DIRECTIONS FOR THIS TASK
Reproduce the whole listing, character for character.

== RECORDS ==

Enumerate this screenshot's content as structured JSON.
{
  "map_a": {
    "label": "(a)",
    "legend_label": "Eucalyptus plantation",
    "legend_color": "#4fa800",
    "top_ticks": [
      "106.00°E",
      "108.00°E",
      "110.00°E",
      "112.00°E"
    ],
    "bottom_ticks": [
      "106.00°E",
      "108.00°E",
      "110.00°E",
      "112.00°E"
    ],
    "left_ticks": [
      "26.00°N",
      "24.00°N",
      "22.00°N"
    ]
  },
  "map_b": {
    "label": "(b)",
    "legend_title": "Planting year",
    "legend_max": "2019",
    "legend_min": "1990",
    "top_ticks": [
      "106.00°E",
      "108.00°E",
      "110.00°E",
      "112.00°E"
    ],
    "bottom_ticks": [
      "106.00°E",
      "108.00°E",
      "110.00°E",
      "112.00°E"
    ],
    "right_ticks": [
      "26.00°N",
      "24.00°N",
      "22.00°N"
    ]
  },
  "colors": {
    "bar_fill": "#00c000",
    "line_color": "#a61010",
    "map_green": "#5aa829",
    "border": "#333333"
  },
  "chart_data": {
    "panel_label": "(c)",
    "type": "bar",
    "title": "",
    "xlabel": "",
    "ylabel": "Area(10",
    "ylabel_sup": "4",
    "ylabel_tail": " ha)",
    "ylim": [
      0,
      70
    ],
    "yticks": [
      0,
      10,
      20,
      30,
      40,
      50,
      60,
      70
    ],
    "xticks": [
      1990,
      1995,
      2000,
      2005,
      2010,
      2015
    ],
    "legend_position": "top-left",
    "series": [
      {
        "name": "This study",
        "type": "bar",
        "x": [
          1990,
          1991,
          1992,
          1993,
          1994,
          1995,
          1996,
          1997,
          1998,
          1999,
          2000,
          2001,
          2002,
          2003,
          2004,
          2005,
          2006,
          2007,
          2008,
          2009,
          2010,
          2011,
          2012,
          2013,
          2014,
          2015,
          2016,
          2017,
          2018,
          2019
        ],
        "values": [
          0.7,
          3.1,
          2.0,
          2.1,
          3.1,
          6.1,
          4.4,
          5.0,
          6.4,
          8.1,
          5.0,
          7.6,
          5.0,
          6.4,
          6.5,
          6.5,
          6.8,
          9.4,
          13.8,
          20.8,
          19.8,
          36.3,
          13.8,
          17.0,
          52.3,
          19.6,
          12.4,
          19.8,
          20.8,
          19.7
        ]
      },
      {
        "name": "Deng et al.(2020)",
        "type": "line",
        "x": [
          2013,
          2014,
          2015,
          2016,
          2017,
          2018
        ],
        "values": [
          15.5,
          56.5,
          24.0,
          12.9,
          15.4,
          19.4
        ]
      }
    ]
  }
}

===

SOLUTION TO THIS PROBLEM
Enumerate this screenshot's content as structured JSON.
{
  "map_a": {
    "label": "(a)",
    "legend_label": "Eucalyptus plantation",
    "legend_color": "#4fa800",
    "top_ticks": [
      "106.00°E",
      "108.00°E",
      "110.00°E",
      "112.00°E"
    ],
    "bottom_ticks": [
      "106.00°E",
      "108.00°E",
      "110.00°E",
      "112.00°E"
    ],
    "left_ticks": [
      "26.00°N",
      "24.00°N",
      "22.00°N"
    ]
  },
  "map_b": {
    "label": "(b)",
    "legend_title": "Planting year",
    "legend_max": "2019",
    "legend_min": "1990",
    "top_ticks": [
      "106.00°E",
      "108.00°E",
      "110.00°E",
      "112.00°E"
    ],
    "bottom_ticks": [
      "106.00°E",
      "108.00°E",
      "110.00°E",
      "112.00°E"
    ],
    "right_ticks": [
      "26.00°N",
      "24.00°N",
      "22.00°N"
    ]
  },
  "colors": {
    "bar_fill": "#00c000",
    "line_color": "#a61010",
    "map_green": "#5aa829",
    "border": "#333333"
  },
  "chart_data": {
    "panel_label": "(c)",
    "type": "bar",
    "title": "",
    "xlabel": "",
    "ylabel": "Area(10",
    "ylabel_sup": "4",
    "ylabel_tail": " ha)",
    "ylim": [
      0,
      70
    ],
    "yticks": [
      0,
      10,
      20,
      30,
      40,
      50,
      60,
      70
    ],
    "xticks": [
      1990,
      1995,
      2000,
      2005,
      2010,
      2015
    ],
    "legend_position": "top-left",
    "series": [
      {
        "name": "This study",
        "type": "bar",
        "x": [
          1990,
          1991,
          1992,
          1993,
          1994,
          1995,
          1996,
          1997,
          1998,
          1999,
          2000,
          2001,
          2002,
          2003,
          2004,
          2005,
          2006,
          2007,
          2008,
          2009,
          2010,
          2011,
          2012,
          2013,
          2014,
          2015,
          2016,
          2017,
          2018,
          2019
        ],
        "values": [
          0.7,
          3.1,
          2.0,
          2.1,
          3.1,
          6.1,
          4.4,
          5.0,
          6.4,
          8.1,
          5.0,
          7.6,
          5.0,
          6.4,
          6.5,
          6.5,
          6.8,
          9.4,
          13.8,
          20.8,
          19.8,
          36.3,
          13.8,
          17.0,
          52.3,
          19.6,
          12.4,
          19.8,
          20.8,
          19.7
        ]
      },
      {
        "name": "Deng et al.(2020)",
        "type": "line",
        "x": [
          2013,
          2014,
          2015,
          2016,
          2017,
          2018
        ],
        "values": [
          15.5,
          56.5,
          24.0,
          12.9,
          15.4,
          19.4
        ]
      }
    ]
  }
}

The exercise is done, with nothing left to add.